» **Aim**
Copy out all of the material exactly.

» **Input for this task**
++++

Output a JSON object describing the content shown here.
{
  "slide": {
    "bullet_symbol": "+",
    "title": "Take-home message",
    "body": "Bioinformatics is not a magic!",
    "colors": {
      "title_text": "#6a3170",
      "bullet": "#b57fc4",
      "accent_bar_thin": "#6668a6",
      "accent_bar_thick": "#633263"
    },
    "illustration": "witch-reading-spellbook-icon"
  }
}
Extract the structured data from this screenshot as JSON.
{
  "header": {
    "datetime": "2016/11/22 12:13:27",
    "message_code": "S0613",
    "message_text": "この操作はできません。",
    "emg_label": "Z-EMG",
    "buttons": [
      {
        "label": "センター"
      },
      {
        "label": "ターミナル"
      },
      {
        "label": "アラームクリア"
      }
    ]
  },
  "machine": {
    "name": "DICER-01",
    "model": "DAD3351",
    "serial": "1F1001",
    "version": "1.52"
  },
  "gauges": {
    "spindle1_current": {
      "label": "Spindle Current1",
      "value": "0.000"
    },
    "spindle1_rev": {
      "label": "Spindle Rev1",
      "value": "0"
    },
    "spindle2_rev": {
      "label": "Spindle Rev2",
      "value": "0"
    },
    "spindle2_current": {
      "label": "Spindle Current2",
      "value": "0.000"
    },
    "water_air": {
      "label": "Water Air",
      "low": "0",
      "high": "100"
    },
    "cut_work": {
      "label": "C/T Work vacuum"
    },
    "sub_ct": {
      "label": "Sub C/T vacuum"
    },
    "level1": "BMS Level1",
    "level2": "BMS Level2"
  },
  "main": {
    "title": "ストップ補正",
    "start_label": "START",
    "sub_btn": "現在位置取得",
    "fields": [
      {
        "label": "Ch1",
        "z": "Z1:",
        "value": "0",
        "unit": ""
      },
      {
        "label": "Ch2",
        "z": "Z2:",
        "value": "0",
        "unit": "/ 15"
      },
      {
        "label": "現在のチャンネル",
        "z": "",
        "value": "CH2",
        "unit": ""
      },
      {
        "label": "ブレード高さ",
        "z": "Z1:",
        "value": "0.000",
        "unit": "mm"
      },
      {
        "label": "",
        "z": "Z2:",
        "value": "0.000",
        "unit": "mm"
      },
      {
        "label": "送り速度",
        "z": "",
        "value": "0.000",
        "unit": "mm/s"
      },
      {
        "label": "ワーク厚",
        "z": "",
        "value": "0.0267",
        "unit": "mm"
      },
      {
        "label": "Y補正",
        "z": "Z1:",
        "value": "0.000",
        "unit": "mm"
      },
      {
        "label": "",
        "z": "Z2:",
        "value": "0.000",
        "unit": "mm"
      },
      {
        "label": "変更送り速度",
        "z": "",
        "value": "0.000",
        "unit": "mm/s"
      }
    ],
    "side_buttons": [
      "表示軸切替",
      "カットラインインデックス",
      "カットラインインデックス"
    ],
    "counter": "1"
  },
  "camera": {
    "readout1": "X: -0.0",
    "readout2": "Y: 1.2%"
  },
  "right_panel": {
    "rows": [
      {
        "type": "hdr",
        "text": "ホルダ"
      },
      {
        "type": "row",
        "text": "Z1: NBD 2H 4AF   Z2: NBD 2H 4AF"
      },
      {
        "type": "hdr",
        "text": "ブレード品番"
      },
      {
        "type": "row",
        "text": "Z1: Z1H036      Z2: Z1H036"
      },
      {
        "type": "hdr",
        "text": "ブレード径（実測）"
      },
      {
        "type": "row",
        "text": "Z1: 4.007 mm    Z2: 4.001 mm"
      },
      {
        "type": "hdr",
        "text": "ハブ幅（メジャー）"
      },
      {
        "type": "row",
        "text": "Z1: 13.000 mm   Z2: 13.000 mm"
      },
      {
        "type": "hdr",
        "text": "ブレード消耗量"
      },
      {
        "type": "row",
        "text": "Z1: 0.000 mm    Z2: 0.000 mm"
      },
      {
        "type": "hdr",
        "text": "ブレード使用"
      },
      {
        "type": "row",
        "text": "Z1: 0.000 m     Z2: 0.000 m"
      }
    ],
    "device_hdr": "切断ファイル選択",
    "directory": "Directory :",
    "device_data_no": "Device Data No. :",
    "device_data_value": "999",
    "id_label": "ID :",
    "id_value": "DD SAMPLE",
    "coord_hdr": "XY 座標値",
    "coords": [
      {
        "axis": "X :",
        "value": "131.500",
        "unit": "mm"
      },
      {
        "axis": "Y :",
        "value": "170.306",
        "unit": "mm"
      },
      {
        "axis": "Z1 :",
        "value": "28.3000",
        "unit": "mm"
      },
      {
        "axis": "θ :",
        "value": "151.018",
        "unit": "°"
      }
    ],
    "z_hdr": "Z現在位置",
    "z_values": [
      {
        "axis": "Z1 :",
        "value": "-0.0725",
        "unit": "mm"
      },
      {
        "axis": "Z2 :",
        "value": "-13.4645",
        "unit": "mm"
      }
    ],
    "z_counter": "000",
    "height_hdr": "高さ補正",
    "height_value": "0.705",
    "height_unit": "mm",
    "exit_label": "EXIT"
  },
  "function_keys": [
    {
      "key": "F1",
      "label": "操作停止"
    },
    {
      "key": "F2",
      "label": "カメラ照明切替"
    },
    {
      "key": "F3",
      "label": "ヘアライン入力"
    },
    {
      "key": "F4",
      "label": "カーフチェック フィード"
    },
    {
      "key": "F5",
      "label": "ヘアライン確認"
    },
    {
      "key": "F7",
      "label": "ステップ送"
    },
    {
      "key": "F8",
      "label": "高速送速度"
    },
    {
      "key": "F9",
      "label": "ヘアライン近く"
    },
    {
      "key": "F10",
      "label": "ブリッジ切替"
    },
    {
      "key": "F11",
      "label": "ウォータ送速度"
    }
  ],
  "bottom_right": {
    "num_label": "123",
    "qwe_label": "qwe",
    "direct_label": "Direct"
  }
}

++++

» **Response**
Output a JSON object describing the content shown here.
{
  "slide": {
    "bullet_symbol": "+",
    "title": "Take-home message",
    "body": "Bioinformatics is not a magic!",
    "colors": {
      "title_text": "#6a3170",
      "bullet": "#b57fc4",
      "accent_bar_thin": "#6668a6",
      "accent_bar_thick": "#633263"
    },
    "illustration": "witch-reading-spellbook-icon"
  }
}
Extract the structured data from this screenshot as JSON.
{
  "header": {
    "datetime": "2016/11/22 12:13:27",
    "message_code": "S0613",
    "message_text": "この操作はできません。",
    "emg_label": "Z-EMG",
    "buttons": [
      {
        "label": "センター"
      },
      {
        "label": "ターミナル"
      },
      {
        "label": "アラームクリア"
      }
    ]
  },
  "machine": {
    "name": "DICER-01",
    "model": "DAD3351",
    "serial": "1F1001",
    "version": "1.52"
  },
  "gauges": {
    "spindle1_current": {
      "label": "Spindle Current1",
      "value": "0.000"
    },
    "spindle1_rev": {
      "label": "Spindle Rev1",
      "value": "0"
    },
    "spindle2_rev": {
      "label": "Spindle Rev2",
      "value": "0"
    },
    "spindle2_current": {
      "label": "Spindle Current2",
      "value": "0.000"
    },
    "water_air": {
      "label": "Water Air",
      "low": "0",
      "high": "100"
    },
    "cut_work": {
      "label": "C/T Work vacuum"
    },
    "sub_ct": {
      "label": "Sub C/T vacuum"
    },
    "level1": "BMS Level1",
    "level2": "BMS Level2"
  },
  "main": {
    "title": "ストップ補正",
    "start_label": "START",
    "sub_btn": "現在位置取得",
    "fields": [
      {
        "label": "Ch1",
        "z": "Z1:",
        "value": "0",
        "unit": ""
      },
      {
        "label": "Ch2",
        "z": "Z2:",
        "value": "0",
        "unit": "/ 15"
      },
      {
        "label": "現在のチャンネル",
        "z": "",
        "value": "CH2",
        "unit": ""
      },
      {
        "label": "ブレード高さ",
        "z": "Z1:",
        "value": "0.000",
        "unit": "mm"
      },
      {
        "label": "",
        "z": "Z2:",
        "value": "0.000",
        "unit": "mm"
      },
      {
        "label": "送り速度",
        "z": "",
        "value": "0.000",
        "unit": "mm/s"
      },
      {
        "label": "ワーク厚",
        "z": "",
        "value": "0.0267",
        "unit": "mm"
      },
      {
        "label": "Y補正",
        "z": "Z1:",
        "value": "0.000",
        "unit": "mm"
      },
      {
        "label": "",
        "z": "Z2:",
        "value": "0.000",
        "unit": "mm"
      },
      {
        "label": "変更送り速度",
        "z": "",
        "value": "0.000",
        "unit": "mm/s"
      }
    ],
    "side_buttons": [
      "表示軸切替",
      "カットラインインデックス",
      "カットラインインデックス"
    ],
    "counter": "1"
  },
  "camera": {
    "readout1": "X: -0.0",
    "readout2": "Y: 1.2%"
  },
  "right_panel": {
    "rows": [
      {
        "type": "hdr",
        "text": "ホルダ"
      },
      {
        "type": "row",
        "text": "Z1: NBD 2H 4AF   Z2: NBD 2H 4AF"
      },
      {
        "type": "hdr",
        "text": "ブレード品番"
      },
      {
        "type": "row",
        "text": "Z1: Z1H036      Z2: Z1H036"
      },
      {
        "type": "hdr",
        "text": "ブレード径（実測）"
      },
      {
        "type": "row",
        "text": "Z1: 4.007 mm    Z2: 4.001 mm"
      },
      {
        "type": "hdr",
        "text": "ハブ幅（メジャー）"
      },
      {
        "type": "row",
        "text": "Z1: 13.000 mm   Z2: 13.000 mm"
      },
      {
        "type": "hdr",
        "text": "ブレード消耗量"
      },
      {
        "type": "row",
        "text": "Z1: 0.000 mm    Z2: 0.000 mm"
      },
      {
        "type": "hdr",
        "text": "ブレード使用"
      },
      {
        "type": "row",
        "text": "Z1: 0.000 m     Z2: 0.000 m"
      }
    ],
    "device_hdr": "切断ファイル選択",
    "directory": "Directory :",
    "device_data_no": "Device Data No. :",
    "device_data_value": "999",
    "id_label": "ID :",
    "id_value": "DD SAMPLE",
    "coord_hdr": "XY 座標値",
    "coords": [
      {
        "axis": "X :",
        "value": "131.500",
        "unit": "mm"
      },
      {
        "axis": "Y :",
        "value": "170.306",
        "unit": "mm"
      },
      {
        "axis": "Z1 :",
        "value": "28.3000",
        "unit": "mm"
      },
      {
        "axis": "θ :",
        "value": "151.018",
        "unit": "°"
      }
    ],
    "z_hdr": "Z現在位置",
    "z_values": [
      {
        "axis": "Z1 :",
        "value": "-0.0725",
        "unit": "mm"
      },
      {
        "axis": "Z2 :",
        "value": "-13.4645",
        "unit": "mm"
      }
    ],
    "z_counter": "000",
    "height_hdr": "高さ補正",
    "height_value": "0.705",
    "height_unit": "mm",
    "exit_label": "EXIT"
  },
  "function_keys": [
    {
      "key": "F1",
      "label": "操作停止"
    },
    {
      "key": "F2",
      "label": "カメラ照明切替"
    },
    {
      "key": "F3",
      "label": "ヘアライン入力"
    },
    {
      "key": "F4",
      "label": "カーフチェック フィード"
    },
    {
      "key": "F5",
      "label": "ヘアライン確認"
    },
    {
      "key": "F7",
      "label": "ステップ送"
    },
    {
      "key": "F8",
      "label": "高速送速度"
    },
    {
      "key": "F9",
      "label": "ヘアライン近く"
    },
    {
      "key": "F10",
      "label": "ブリッジ切替"
    },
    {
      "key": "F11",
      "label": "ウォータ送速度"
    }
  ],
  "bottom_right": {
    "num_label": "123",
    "qwe_label": "qwe",
    "direct_label": "Direct"
  }
}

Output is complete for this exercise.